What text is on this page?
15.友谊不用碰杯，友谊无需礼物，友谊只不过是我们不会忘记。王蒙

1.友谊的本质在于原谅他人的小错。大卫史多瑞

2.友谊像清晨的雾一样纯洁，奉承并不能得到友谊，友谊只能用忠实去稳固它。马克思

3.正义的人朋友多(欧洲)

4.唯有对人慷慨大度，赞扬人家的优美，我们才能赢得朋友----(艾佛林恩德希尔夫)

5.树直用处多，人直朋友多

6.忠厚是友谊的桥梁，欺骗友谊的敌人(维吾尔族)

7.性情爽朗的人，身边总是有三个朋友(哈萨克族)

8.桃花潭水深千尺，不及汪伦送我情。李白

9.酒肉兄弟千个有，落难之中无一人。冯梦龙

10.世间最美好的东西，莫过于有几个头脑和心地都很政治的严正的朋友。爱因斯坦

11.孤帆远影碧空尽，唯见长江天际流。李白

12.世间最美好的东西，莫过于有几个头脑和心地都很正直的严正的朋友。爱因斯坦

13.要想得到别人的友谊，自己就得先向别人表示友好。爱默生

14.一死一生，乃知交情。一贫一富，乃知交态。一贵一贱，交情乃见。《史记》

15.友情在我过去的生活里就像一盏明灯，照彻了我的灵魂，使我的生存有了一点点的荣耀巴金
********
WHAT YOU NEED TO DO
Reproduce all of the data exactly as given.

RESULT
What text is on this page?
15.友谊不用碰杯，友谊无需礼物，友谊只不过是我们不会忘记。王蒙

1.友谊的本质在于原谅他人的小错。大卫史多瑞

2.友谊像清晨的雾一样纯洁，奉承并不能得到友谊，友谊只能用忠实去稳固它。马克思

3.正义的人朋友多(欧洲)

4.唯有对人慷慨大度，赞扬人家的优美，我们才能赢得朋友----(艾佛林恩德希尔夫)

5.树直用处多，人直朋友多

6.忠厚是友谊的桥梁，欺骗友谊的敌人(维吾尔族)

7.性情爽朗的人，身边总是有三个朋友(哈萨克族)

8.桃花潭水深千尺，不及汪伦送我情。李白

9.酒肉兄弟千个有，落难之中无一人。冯梦龙

10.世间最美好的东西，莫过于有几个头脑和心地都很政治的严正的朋友。爱因斯坦

11.孤帆远影碧空尽，唯见长江天际流。李白

12.世间最美好的东西，莫过于有几个头脑和心地都很正直的严正的朋友。爱因斯坦

13.要想得到别人的友谊，自己就得先向别人表示友好。爱默生

14.一死一生，乃知交情。一贫一富，乃知交态。一贵一贱，交情乃见。《史记》

15.友情在我过去的生活里就像一盏明灯，照彻了我的灵魂，使我的生存有了一点点的荣耀巴金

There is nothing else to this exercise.